### WHAT IS NEEDED
Only the number is wanted: how many lines contain the word "วยเหล"?

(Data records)
[start]

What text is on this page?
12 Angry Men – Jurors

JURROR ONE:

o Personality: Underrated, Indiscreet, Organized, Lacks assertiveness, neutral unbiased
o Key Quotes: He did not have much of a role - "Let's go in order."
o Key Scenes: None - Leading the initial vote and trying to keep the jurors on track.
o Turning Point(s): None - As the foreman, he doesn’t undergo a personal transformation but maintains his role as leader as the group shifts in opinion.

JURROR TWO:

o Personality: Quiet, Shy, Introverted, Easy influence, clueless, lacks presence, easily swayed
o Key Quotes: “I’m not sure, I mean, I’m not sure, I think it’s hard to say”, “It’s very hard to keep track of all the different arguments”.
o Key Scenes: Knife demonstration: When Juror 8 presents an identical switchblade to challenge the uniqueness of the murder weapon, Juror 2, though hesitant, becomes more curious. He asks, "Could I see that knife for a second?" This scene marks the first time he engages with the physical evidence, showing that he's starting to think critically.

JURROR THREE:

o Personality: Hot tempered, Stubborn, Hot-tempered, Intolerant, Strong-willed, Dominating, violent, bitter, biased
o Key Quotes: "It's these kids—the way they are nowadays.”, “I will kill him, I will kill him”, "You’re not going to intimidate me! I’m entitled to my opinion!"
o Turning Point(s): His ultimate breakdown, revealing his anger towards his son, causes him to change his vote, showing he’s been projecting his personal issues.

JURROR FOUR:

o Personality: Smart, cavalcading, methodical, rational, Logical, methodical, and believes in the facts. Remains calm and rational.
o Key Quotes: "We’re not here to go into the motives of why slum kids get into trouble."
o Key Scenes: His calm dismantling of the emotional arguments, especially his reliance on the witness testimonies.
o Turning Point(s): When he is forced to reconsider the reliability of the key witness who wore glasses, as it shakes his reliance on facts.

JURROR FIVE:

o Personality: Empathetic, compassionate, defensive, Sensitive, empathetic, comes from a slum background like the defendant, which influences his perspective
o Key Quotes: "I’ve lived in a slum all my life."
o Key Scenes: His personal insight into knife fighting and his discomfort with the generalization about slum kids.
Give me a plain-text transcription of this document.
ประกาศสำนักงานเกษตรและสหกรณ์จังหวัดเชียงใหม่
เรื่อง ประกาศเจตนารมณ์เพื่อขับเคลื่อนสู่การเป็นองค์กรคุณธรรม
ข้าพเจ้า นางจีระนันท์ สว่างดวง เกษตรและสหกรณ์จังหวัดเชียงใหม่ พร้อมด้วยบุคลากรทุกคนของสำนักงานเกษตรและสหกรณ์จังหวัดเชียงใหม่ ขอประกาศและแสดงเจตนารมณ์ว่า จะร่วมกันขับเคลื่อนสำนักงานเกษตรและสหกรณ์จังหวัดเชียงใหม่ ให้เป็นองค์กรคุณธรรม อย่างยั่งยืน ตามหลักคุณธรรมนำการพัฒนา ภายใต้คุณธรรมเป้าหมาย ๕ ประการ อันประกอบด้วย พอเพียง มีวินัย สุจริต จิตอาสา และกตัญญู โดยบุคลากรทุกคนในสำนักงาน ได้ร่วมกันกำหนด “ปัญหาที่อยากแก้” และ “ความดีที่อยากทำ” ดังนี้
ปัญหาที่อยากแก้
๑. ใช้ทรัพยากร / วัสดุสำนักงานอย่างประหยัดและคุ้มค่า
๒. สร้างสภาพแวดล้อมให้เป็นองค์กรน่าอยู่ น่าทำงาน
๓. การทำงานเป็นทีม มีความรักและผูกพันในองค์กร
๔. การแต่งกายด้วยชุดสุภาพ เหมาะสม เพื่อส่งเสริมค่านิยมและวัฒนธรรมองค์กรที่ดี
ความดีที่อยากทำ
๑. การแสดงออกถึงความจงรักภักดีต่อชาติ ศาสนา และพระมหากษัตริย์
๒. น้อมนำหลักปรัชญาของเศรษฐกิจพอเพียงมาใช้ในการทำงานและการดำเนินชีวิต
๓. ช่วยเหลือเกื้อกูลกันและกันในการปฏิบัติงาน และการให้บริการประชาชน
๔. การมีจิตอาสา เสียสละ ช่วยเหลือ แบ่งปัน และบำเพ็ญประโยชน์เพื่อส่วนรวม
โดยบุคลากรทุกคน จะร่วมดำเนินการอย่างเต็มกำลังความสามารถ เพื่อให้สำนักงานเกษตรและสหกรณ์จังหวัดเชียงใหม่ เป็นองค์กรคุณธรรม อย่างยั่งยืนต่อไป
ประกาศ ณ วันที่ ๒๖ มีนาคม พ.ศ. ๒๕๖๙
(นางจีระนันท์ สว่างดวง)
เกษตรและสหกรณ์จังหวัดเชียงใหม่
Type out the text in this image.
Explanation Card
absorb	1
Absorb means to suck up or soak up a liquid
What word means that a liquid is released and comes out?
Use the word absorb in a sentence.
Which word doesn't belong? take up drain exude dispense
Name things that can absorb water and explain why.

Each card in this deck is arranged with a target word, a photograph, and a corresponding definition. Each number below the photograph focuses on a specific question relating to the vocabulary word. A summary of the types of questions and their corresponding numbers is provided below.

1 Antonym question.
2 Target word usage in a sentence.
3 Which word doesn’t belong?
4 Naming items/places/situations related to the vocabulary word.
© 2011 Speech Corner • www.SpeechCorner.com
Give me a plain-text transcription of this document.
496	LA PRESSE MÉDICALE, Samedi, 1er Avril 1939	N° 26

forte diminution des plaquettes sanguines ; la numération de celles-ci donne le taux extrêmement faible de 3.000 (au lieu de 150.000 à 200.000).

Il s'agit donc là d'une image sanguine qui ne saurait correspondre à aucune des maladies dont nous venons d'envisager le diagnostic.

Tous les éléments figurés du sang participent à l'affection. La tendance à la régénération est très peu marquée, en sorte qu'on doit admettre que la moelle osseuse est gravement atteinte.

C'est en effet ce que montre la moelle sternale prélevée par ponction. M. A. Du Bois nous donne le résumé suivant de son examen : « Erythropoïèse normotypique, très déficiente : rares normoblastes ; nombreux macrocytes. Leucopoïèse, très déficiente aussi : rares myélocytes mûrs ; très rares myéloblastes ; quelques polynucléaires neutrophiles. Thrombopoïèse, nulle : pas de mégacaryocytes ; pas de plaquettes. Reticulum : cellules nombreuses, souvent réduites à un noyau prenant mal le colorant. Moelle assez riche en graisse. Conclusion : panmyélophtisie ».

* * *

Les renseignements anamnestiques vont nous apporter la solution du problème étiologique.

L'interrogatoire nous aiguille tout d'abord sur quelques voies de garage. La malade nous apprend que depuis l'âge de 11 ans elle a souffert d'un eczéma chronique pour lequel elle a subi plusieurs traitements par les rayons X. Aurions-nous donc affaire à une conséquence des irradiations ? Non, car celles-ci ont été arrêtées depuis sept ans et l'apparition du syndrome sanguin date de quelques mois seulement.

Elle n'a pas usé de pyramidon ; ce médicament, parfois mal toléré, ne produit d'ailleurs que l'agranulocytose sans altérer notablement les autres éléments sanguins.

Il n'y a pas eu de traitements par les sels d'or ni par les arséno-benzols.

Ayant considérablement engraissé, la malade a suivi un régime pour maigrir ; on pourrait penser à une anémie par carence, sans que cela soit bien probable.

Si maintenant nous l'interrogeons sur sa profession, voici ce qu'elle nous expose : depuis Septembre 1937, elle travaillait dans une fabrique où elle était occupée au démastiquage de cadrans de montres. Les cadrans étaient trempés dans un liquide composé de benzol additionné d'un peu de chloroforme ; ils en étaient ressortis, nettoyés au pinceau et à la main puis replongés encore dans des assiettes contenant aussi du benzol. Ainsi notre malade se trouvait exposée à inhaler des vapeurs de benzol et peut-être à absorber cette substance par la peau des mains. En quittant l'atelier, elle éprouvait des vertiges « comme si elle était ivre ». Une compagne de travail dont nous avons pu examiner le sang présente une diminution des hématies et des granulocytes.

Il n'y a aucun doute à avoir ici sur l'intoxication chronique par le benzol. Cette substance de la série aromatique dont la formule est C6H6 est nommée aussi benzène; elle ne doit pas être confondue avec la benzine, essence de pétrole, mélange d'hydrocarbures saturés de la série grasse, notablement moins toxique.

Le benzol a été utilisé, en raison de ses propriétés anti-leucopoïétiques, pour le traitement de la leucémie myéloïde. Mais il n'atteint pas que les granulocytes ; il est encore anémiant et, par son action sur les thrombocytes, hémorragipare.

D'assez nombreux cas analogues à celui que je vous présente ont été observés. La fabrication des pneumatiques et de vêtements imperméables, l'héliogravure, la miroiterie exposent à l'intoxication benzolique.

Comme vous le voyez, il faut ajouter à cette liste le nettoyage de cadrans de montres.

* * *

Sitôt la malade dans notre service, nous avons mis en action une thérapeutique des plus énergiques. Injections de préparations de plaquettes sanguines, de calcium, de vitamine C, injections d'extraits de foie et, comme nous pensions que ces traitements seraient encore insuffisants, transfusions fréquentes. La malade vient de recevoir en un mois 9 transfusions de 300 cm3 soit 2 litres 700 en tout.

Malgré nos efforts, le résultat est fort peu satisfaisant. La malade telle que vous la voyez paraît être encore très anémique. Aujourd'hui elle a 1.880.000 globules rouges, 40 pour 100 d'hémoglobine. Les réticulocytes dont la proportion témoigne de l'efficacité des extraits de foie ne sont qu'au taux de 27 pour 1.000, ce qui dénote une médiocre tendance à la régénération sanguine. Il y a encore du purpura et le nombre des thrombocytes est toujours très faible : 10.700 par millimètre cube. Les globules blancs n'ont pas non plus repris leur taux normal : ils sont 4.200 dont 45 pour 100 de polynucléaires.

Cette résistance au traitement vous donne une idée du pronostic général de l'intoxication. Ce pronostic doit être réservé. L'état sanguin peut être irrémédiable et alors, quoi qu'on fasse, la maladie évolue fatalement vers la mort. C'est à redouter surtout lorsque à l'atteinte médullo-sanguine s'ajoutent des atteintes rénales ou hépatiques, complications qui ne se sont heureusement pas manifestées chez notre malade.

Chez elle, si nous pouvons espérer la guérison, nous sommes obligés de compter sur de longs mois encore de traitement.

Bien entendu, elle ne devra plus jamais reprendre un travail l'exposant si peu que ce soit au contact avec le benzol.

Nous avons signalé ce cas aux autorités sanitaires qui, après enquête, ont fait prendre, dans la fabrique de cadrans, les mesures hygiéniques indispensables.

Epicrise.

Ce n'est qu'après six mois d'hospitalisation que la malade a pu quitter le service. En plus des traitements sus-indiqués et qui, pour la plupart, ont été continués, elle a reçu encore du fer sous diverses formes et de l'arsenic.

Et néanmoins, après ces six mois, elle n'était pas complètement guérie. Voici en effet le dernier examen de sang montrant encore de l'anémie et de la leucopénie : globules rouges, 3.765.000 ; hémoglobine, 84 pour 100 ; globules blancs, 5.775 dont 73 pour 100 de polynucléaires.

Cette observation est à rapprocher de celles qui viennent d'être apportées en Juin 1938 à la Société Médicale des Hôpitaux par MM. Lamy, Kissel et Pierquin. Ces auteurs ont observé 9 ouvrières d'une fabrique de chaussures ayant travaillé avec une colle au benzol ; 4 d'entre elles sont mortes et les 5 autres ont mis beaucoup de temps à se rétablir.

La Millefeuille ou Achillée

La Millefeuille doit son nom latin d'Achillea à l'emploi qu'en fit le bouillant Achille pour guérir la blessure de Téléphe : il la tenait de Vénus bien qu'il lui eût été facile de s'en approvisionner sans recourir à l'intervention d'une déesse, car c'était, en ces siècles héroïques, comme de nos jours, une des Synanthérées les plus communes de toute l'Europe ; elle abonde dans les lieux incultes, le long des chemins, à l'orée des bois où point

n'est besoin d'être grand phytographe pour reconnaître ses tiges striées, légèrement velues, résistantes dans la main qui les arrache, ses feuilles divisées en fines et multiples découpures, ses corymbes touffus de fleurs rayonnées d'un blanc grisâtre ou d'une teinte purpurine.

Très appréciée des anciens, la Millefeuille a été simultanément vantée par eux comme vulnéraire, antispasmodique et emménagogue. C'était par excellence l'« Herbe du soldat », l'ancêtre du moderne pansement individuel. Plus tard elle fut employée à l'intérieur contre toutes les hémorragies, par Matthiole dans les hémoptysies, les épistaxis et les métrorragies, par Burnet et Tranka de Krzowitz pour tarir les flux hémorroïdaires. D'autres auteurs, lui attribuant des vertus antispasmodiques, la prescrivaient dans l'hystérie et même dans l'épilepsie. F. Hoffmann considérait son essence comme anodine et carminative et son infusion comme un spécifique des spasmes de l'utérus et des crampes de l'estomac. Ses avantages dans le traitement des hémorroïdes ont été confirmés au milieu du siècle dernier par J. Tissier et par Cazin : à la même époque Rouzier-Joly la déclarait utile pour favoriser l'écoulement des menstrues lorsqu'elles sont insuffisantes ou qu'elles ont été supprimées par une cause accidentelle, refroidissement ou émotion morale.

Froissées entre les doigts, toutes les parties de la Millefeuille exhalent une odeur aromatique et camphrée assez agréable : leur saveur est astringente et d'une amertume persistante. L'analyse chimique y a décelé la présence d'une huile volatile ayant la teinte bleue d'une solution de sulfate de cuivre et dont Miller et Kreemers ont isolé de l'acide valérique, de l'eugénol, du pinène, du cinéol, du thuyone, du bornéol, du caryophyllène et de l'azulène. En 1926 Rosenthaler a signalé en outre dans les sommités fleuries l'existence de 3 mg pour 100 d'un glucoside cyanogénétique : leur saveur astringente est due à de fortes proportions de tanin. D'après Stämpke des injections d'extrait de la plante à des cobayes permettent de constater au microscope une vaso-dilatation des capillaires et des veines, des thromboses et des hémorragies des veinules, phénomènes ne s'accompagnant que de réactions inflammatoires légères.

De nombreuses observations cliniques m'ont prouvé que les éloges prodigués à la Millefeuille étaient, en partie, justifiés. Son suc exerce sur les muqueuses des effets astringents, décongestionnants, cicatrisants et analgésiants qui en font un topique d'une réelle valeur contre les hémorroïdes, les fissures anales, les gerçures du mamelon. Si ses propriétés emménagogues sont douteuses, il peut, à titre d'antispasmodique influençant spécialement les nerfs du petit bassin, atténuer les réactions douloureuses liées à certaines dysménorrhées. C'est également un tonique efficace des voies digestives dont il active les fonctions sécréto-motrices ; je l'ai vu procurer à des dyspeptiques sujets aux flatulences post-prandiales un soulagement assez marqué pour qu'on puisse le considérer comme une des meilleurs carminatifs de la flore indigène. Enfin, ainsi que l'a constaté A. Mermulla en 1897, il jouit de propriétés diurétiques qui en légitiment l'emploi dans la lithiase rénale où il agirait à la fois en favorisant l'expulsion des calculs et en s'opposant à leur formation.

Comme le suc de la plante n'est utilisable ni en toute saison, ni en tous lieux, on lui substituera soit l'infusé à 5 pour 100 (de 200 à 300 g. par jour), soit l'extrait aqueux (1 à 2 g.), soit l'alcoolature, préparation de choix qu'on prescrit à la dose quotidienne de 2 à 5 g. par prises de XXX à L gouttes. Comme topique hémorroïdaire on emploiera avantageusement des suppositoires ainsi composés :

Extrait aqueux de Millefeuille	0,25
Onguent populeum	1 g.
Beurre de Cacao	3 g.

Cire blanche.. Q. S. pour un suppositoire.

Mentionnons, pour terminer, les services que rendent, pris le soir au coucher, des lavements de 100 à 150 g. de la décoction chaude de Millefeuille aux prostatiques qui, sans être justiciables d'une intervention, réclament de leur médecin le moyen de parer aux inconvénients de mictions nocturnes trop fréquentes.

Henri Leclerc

[end]

### FINISHED ANSWER
2